Output each entry that follows exactly. Images stay out.

— Begin Supplied entries —

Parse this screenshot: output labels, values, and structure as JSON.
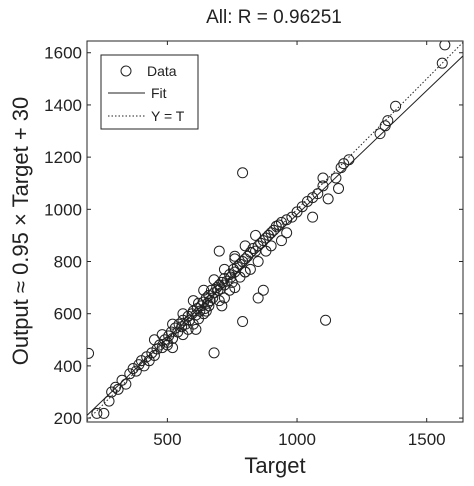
{
  "chart_data": {
    "type": "scatter",
    "title": "All: R = 0.96251",
    "xlabel": "Target",
    "ylabel": "Output ≈ 0.95 × Target + 30",
    "xlim": [
      190,
      1640
    ],
    "ylim": [
      185,
      1645
    ],
    "xticks": [
      500,
      1000,
      1500
    ],
    "yticks": [
      200,
      400,
      600,
      800,
      1000,
      1200,
      1400,
      1600
    ],
    "grid": false,
    "legend_position": "top-left",
    "legend": [
      {
        "label": "Data",
        "marker": "circle"
      },
      {
        "label": "Fit",
        "line": "solid"
      },
      {
        "label": "Y = T",
        "line": "dotted"
      }
    ],
    "fit": {
      "slope": 0.95,
      "intercept": 30
    },
    "identity_line": {
      "slope": 1,
      "intercept": 0
    },
    "series": [
      {
        "name": "Data",
        "points": [
          [
            196,
            448
          ],
          [
            228,
            218
          ],
          [
            255,
            218
          ],
          [
            275,
            265
          ],
          [
            285,
            300
          ],
          [
            300,
            318
          ],
          [
            310,
            310
          ],
          [
            325,
            345
          ],
          [
            340,
            330
          ],
          [
            355,
            370
          ],
          [
            368,
            390
          ],
          [
            380,
            380
          ],
          [
            390,
            405
          ],
          [
            400,
            420
          ],
          [
            410,
            400
          ],
          [
            420,
            435
          ],
          [
            430,
            420
          ],
          [
            440,
            450
          ],
          [
            450,
            440
          ],
          [
            460,
            465
          ],
          [
            470,
            480
          ],
          [
            480,
            470
          ],
          [
            490,
            500
          ],
          [
            500,
            490
          ],
          [
            505,
            515
          ],
          [
            515,
            530
          ],
          [
            520,
            505
          ],
          [
            530,
            545
          ],
          [
            540,
            530
          ],
          [
            545,
            560
          ],
          [
            555,
            550
          ],
          [
            560,
            575
          ],
          [
            570,
            560
          ],
          [
            580,
            590
          ],
          [
            585,
            575
          ],
          [
            595,
            600
          ],
          [
            600,
            610
          ],
          [
            610,
            595
          ],
          [
            615,
            620
          ],
          [
            620,
            640
          ],
          [
            625,
            610
          ],
          [
            630,
            630
          ],
          [
            640,
            645
          ],
          [
            645,
            620
          ],
          [
            650,
            660
          ],
          [
            655,
            640
          ],
          [
            660,
            670
          ],
          [
            665,
            650
          ],
          [
            670,
            690
          ],
          [
            675,
            660
          ],
          [
            680,
            680
          ],
          [
            690,
            700
          ],
          [
            695,
            690
          ],
          [
            700,
            710
          ],
          [
            705,
            695
          ],
          [
            710,
            720
          ],
          [
            720,
            735
          ],
          [
            730,
            725
          ],
          [
            740,
            750
          ],
          [
            745,
            740
          ],
          [
            755,
            770
          ],
          [
            760,
            760
          ],
          [
            770,
            780
          ],
          [
            780,
            790
          ],
          [
            790,
            800
          ],
          [
            800,
            810
          ],
          [
            810,
            820
          ],
          [
            820,
            835
          ],
          [
            830,
            850
          ],
          [
            840,
            840
          ],
          [
            850,
            860
          ],
          [
            860,
            870
          ],
          [
            870,
            880
          ],
          [
            880,
            890
          ],
          [
            890,
            900
          ],
          [
            900,
            910
          ],
          [
            910,
            920
          ],
          [
            920,
            935
          ],
          [
            930,
            940
          ],
          [
            940,
            950
          ],
          [
            960,
            960
          ],
          [
            980,
            970
          ],
          [
            1000,
            990
          ],
          [
            1020,
            1010
          ],
          [
            1040,
            1030
          ],
          [
            1060,
            1045
          ],
          [
            1080,
            1060
          ],
          [
            1100,
            1090
          ],
          [
            1150,
            1120
          ],
          [
            1170,
            1160
          ],
          [
            1180,
            1175
          ],
          [
            1200,
            1190
          ],
          [
            1320,
            1290
          ],
          [
            1340,
            1320
          ],
          [
            1350,
            1340
          ],
          [
            1380,
            1395
          ],
          [
            1560,
            1560
          ],
          [
            1570,
            1630
          ],
          [
            500,
            480
          ],
          [
            520,
            470
          ],
          [
            560,
            520
          ],
          [
            580,
            540
          ],
          [
            600,
            560
          ],
          [
            610,
            540
          ],
          [
            620,
            580
          ],
          [
            640,
            600
          ],
          [
            650,
            610
          ],
          [
            660,
            630
          ],
          [
            700,
            650
          ],
          [
            710,
            630
          ],
          [
            720,
            660
          ],
          [
            740,
            690
          ],
          [
            750,
            720
          ],
          [
            760,
            700
          ],
          [
            780,
            740
          ],
          [
            800,
            760
          ],
          [
            820,
            770
          ],
          [
            850,
            800
          ],
          [
            880,
            840
          ],
          [
            900,
            860
          ],
          [
            450,
            500
          ],
          [
            480,
            520
          ],
          [
            520,
            560
          ],
          [
            560,
            600
          ],
          [
            600,
            650
          ],
          [
            640,
            690
          ],
          [
            680,
            730
          ],
          [
            720,
            770
          ],
          [
            760,
            810
          ],
          [
            800,
            860
          ],
          [
            840,
            900
          ],
          [
            680,
            450
          ],
          [
            700,
            840
          ],
          [
            720,
            710
          ],
          [
            760,
            820
          ],
          [
            790,
            1140
          ],
          [
            790,
            570
          ],
          [
            800,
            760
          ],
          [
            850,
            660
          ],
          [
            870,
            690
          ],
          [
            940,
            880
          ],
          [
            960,
            910
          ],
          [
            1060,
            970
          ],
          [
            1100,
            1120
          ],
          [
            1110,
            575
          ],
          [
            1120,
            1040
          ],
          [
            1160,
            1080
          ]
        ]
      }
    ]
  }
}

— End Supplied entries —

**Solved exercise:**
Parse this screenshot: output labels, values, and structure as JSON.
{
  "chart_data": {
    "type": "scatter",
    "title": "All: R = 0.96251",
    "xlabel": "Target",
    "ylabel": "Output ≈ 0.95 × Target + 30",
    "xlim": [
      190,
      1640
    ],
    "ylim": [
      185,
      1645
    ],
    "xticks": [
      500,
      1000,
      1500
    ],
    "yticks": [
      200,
      400,
      600,
      800,
      1000,
      1200,
      1400,
      1600
    ],
    "grid": false,
    "legend_position": "top-left",
    "legend": [
      {
        "label": "Data",
        "marker": "circle"
      },
      {
        "label": "Fit",
        "line": "solid"
      },
      {
        "label": "Y = T",
        "line": "dotted"
      }
    ],
    "fit": {
      "slope": 0.95,
      "intercept": 30
    },
    "identity_line": {
      "slope": 1,
      "intercept": 0
    },
    "series": [
      {
        "name": "Data",
        "points": [
          [
            196,
            448
          ],
          [
            228,
            218
          ],
          [
            255,
            218
          ],
          [
            275,
            265
          ],
          [
            285,
            300
          ],
          [
            300,
            318
          ],
          [
            310,
            310
          ],
          [
            325,
            345
          ],
          [
            340,
            330
          ],
          [
            355,
            370
          ],
          [
            368,
            390
          ],
          [
            380,
            380
          ],
          [
            390,
            405
          ],
          [
            400,
            420
          ],
          [
            410,
            400
          ],
          [
            420,
            435
          ],
          [
            430,
            420
          ],
          [
            440,
            450
          ],
          [
            450,
            440
          ],
          [
            460,
            465
          ],
          [
            470,
            480
          ],
          [
            480,
            470
          ],
          [
            490,
            500
          ],
          [
            500,
            490
          ],
          [
            505,
            515
          ],
          [
            515,
            530
          ],
          [
            520,
            505
          ],
          [
            530,
            545
          ],
          [
            540,
            530
          ],
          [
            545,
            560
          ],
          [
            555,
            550
          ],
          [
            560,
            575
          ],
          [
            570,
            560
          ],
          [
            580,
            590
          ],
          [
            585,
            575
          ],
          [
            595,
            600
          ],
          [
            600,
            610
          ],
          [
            610,
            595
          ],
          [
            615,
            620
          ],
          [
            620,
            640
          ],
          [
            625,
            610
          ],
          [
            630,
            630
          ],
          [
            640,
            645
          ],
          [
            645,
            620
          ],
          [
            650,
            660
          ],
          [
            655,
            640
          ],
          [
            660,
            670
          ],
          [
            665,
            650
          ],
          [
            670,
            690
          ],
          [
            675,
            660
          ],
          [
            680,
            680
          ],
          [
            690,
            700
          ],
          [
            695,
            690
          ],
          [
            700,
            710
          ],
          [
            705,
            695
          ],
          [
            710,
            720
          ],
          [
            720,
            735
          ],
          [
            730,
            725
          ],
          [
            740,
            750
          ],
          [
            745,
            740
          ],
          [
            755,
            770
          ],
          [
            760,
            760
          ],
          [
            770,
            780
          ],
          [
            780,
            790
          ],
          [
            790,
            800
          ],
          [
            800,
            810
          ],
          [
            810,
            820
          ],
          [
            820,
            835
          ],
          [
            830,
            850
          ],
          [
            840,
            840
          ],
          [
            850,
            860
          ],
          [
            860,
            870
          ],
          [
            870,
            880
          ],
          [
            880,
            890
          ],
          [
            890,
            900
          ],
          [
            900,
            910
          ],
          [
            910,
            920
          ],
          [
            920,
            935
          ],
          [
            930,
            940
          ],
          [
            940,
            950
          ],
          [
            960,
            960
          ],
          [
            980,
            970
          ],
          [
            1000,
            990
          ],
          [
            1020,
            1010
          ],
          [
            1040,
            1030
          ],
          [
            1060,
            1045
          ],
          [
            1080,
            1060
          ],
          [
            1100,
            1090
          ],
          [
            1150,
            1120
          ],
          [
            1170,
            1160
          ],
          [
            1180,
            1175
          ],
          [
            1200,
            1190
          ],
          [
            1320,
            1290
          ],
          [
            1340,
            1320
          ],
          [
            1350,
            1340
          ],
          [
            1380,
            1395
          ],
          [
            1560,
            1560
          ],
          [
            1570,
            1630
          ],
          [
            500,
            480
          ],
          [
            520,
            470
          ],
          [
            560,
            520
          ],
          [
            580,
            540
          ],
          [
            600,
            560
          ],
          [
            610,
            540
          ],
          [
            620,
            580
          ],
          [
            640,
            600
          ],
          [
            650,
            610
          ],
          [
            660,
            630
          ],
          [
            700,
            650
          ],
          [
            710,
            630
          ],
          [
            720,
            660
          ],
          [
            740,
            690
          ],
          [
            750,
            720
          ],
          [
            760,
            700
          ],
          [
            780,
            740
          ],
          [
            800,
            760
          ],
          [
            820,
            770
          ],
          [
            850,
            800
          ],
          [
            880,
            840
          ],
          [
            900,
            860
          ],
          [
            450,
            500
          ],
          [
            480,
            520
          ],
          [
            520,
            560
          ],
          [
            560,
            600
          ],
          [
            600,
            650
          ],
          [
            640,
            690
          ],
          [
            680,
            730
          ],
          [
            720,
            770
          ],
          [
            760,
            810
          ],
          [
            800,
            860
          ],
          [
            840,
            900
          ],
          [
            680,
            450
          ],
          [
            700,
            840
          ],
          [
            720,
            710
          ],
          [
            760,
            820
          ],
          [
            790,
            1140
          ],
          [
            790,
            570
          ],
          [
            800,
            760
          ],
          [
            850,
            660
          ],
          [
            870,
            690
          ],
          [
            940,
            880
          ],
          [
            960,
            910
          ],
          [
            1060,
            970
          ],
          [
            1100,
            1120
          ],
          [
            1110,
            575
          ],
          [
            1120,
            1040
          ],
          [
            1160,
            1080
          ]
        ]
      }
    ]
  }
}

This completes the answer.